───── MATERIALS PROVIDED

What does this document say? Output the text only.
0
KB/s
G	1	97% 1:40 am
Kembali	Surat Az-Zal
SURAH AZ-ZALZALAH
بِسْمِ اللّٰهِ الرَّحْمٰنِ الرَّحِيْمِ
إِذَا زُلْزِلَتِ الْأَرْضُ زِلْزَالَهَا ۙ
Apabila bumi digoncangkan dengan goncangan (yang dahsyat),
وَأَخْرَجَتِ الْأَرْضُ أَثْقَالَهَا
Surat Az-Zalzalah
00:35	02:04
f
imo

──────────

SHORT PROBLEM:
Write out every line of the entries that holds the word "Surat".

ANSWER TO THE TASK:
Kembali	Surat Az-Zal
Surat Az-Zalzalah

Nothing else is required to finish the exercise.